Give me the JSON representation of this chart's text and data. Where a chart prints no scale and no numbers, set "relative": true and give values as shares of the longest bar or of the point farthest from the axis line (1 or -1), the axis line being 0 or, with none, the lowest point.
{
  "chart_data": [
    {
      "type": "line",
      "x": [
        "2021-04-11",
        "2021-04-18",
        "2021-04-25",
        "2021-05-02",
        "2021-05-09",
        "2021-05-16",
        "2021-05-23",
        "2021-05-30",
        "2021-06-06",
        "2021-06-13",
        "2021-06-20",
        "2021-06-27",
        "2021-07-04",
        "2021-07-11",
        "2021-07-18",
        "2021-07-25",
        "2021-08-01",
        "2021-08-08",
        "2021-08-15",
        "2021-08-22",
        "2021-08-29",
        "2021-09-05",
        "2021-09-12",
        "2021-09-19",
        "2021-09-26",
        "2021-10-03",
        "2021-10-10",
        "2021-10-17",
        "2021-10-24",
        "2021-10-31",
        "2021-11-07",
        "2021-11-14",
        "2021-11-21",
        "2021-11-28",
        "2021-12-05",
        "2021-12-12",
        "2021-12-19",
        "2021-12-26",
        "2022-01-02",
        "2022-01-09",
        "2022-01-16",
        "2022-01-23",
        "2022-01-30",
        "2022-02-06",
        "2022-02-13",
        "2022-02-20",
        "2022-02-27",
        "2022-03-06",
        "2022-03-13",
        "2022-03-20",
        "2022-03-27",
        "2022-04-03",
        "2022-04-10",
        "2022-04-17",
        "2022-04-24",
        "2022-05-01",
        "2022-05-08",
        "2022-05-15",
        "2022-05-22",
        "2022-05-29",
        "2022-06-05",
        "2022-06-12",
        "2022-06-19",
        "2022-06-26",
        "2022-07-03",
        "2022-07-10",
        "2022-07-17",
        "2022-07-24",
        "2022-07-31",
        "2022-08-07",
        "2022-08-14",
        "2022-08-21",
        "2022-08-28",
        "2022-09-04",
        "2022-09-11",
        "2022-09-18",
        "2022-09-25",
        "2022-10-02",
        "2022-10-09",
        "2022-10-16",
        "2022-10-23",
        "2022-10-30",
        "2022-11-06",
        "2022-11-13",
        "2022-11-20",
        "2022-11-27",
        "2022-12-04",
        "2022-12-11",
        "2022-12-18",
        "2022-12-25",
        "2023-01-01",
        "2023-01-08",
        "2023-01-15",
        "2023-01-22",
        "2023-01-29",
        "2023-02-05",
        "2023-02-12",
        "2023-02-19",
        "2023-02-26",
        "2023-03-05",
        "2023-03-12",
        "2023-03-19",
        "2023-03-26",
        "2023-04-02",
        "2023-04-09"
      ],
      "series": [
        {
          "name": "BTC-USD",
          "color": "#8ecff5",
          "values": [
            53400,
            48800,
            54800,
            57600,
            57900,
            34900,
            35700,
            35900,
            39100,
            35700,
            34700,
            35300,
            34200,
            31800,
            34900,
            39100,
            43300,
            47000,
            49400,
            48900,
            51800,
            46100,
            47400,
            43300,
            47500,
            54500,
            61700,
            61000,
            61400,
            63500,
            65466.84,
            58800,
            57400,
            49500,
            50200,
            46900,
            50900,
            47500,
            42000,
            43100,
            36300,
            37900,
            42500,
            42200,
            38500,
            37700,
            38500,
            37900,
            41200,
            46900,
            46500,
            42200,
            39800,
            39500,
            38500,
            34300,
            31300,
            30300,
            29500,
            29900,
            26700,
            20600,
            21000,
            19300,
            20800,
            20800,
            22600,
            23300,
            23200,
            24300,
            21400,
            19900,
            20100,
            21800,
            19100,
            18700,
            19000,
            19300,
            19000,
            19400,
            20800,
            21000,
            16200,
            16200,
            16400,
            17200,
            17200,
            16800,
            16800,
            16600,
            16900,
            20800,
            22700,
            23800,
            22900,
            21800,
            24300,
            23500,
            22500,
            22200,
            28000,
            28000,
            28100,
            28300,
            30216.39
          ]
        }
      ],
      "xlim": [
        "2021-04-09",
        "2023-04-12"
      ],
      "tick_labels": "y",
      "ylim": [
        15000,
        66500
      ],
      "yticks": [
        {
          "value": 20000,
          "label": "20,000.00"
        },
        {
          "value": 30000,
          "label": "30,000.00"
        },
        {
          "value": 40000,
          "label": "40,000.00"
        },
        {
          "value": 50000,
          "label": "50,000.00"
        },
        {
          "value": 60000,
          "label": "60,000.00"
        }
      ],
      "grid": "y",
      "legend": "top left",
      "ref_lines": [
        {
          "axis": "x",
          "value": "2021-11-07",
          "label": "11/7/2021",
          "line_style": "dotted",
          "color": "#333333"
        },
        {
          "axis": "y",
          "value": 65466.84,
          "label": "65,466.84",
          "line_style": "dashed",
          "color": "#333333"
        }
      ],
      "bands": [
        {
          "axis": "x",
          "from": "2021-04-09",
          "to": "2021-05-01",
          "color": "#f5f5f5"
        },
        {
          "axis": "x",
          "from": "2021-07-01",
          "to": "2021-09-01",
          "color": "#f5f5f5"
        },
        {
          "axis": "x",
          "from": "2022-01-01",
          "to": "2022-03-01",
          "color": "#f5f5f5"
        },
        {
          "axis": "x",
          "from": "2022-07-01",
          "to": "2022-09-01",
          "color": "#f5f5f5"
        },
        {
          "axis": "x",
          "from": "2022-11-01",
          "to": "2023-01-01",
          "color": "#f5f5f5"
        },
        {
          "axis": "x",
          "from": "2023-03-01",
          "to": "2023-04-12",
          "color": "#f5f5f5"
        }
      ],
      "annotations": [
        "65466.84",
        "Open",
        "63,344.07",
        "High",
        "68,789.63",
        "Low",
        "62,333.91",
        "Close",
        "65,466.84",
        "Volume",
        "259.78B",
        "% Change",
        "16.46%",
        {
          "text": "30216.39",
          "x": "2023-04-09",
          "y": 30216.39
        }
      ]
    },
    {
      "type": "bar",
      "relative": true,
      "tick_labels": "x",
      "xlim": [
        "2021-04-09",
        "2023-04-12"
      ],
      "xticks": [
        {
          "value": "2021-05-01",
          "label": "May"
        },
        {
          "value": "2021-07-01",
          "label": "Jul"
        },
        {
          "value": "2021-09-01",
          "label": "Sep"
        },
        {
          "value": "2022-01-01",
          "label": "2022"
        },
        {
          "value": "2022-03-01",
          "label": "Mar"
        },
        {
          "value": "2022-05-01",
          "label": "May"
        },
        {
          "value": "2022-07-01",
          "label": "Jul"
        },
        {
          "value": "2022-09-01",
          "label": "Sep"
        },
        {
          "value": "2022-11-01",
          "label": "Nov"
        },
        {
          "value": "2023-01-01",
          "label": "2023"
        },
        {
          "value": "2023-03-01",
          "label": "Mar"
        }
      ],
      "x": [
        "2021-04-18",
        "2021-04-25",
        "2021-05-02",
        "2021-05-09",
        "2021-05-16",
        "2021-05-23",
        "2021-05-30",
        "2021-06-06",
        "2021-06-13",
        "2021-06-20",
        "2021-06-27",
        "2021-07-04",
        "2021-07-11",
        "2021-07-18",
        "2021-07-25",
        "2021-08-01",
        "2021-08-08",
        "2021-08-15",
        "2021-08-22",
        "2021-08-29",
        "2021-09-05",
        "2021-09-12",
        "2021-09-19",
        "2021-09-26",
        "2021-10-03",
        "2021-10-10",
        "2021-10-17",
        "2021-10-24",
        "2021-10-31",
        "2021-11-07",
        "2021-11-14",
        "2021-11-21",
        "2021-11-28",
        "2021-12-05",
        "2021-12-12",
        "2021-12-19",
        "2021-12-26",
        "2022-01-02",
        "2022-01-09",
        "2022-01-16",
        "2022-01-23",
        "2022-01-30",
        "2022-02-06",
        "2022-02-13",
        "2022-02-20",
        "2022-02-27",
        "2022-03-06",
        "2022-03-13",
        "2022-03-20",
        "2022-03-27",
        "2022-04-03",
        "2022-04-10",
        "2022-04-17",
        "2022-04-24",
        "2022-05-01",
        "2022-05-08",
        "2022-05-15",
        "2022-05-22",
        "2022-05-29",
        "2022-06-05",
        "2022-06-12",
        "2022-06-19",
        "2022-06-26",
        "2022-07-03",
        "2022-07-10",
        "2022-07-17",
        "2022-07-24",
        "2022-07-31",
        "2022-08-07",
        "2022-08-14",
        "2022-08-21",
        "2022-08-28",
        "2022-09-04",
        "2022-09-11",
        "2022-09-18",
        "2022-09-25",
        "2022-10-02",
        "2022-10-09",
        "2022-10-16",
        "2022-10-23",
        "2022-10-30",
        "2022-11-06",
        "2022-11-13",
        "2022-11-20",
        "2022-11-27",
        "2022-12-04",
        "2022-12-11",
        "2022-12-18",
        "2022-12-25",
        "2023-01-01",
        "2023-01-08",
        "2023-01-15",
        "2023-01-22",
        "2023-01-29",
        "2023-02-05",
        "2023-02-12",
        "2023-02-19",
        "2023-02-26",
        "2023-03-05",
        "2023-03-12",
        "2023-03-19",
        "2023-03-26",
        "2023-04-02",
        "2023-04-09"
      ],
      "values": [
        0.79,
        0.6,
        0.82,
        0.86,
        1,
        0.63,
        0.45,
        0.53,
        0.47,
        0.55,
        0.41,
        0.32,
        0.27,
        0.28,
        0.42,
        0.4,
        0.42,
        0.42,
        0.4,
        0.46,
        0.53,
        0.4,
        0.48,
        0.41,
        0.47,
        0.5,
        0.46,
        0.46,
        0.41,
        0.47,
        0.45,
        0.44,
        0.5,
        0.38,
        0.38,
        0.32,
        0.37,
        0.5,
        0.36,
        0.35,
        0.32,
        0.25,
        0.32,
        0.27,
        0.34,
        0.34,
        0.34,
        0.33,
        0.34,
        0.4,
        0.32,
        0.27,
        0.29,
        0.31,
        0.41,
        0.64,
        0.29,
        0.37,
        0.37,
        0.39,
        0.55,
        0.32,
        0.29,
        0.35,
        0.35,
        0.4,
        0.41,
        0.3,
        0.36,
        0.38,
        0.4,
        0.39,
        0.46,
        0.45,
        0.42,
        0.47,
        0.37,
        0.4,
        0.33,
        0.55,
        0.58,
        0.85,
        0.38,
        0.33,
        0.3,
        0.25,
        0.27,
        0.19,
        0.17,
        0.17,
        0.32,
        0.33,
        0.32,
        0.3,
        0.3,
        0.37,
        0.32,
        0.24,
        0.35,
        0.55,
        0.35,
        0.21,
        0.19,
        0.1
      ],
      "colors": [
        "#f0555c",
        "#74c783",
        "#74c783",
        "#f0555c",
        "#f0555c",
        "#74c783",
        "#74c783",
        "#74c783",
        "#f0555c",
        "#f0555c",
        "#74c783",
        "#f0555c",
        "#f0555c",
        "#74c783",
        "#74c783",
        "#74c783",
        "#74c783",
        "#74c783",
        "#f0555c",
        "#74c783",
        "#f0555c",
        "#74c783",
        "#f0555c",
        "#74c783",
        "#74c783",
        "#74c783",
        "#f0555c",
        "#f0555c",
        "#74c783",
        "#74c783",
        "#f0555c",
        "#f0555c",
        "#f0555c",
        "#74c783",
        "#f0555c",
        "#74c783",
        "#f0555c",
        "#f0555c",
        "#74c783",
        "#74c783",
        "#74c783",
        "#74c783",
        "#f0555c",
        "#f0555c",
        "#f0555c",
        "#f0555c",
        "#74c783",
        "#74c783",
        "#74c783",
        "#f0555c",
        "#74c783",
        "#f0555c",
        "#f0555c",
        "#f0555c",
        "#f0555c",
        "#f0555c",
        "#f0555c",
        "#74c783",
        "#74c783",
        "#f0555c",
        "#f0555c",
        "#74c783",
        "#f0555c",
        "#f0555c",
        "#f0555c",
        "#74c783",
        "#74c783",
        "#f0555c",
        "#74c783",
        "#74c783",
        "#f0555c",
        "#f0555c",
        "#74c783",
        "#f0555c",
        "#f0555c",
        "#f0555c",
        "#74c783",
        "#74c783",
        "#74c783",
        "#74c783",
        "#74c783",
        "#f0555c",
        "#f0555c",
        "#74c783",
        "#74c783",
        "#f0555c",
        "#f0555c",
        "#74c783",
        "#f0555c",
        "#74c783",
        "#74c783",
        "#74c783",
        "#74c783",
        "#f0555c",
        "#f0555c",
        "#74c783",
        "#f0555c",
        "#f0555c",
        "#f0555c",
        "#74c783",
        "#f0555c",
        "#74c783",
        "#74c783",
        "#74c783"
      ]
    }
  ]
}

────────────────────

* **Aim of the exercise**:
Gather up, from the records above, each line where the word "values" appears.

* **Task response**:
Give me the JSON representation of this chart's text and data. Where a chart prints no scale and no numbers, set "relative": true and give values as shares of the longest bar or of the point farthest from the axis line (1 or -1), the axis line being 0 or, with none, the lowest point.
          "values": [
      "values": [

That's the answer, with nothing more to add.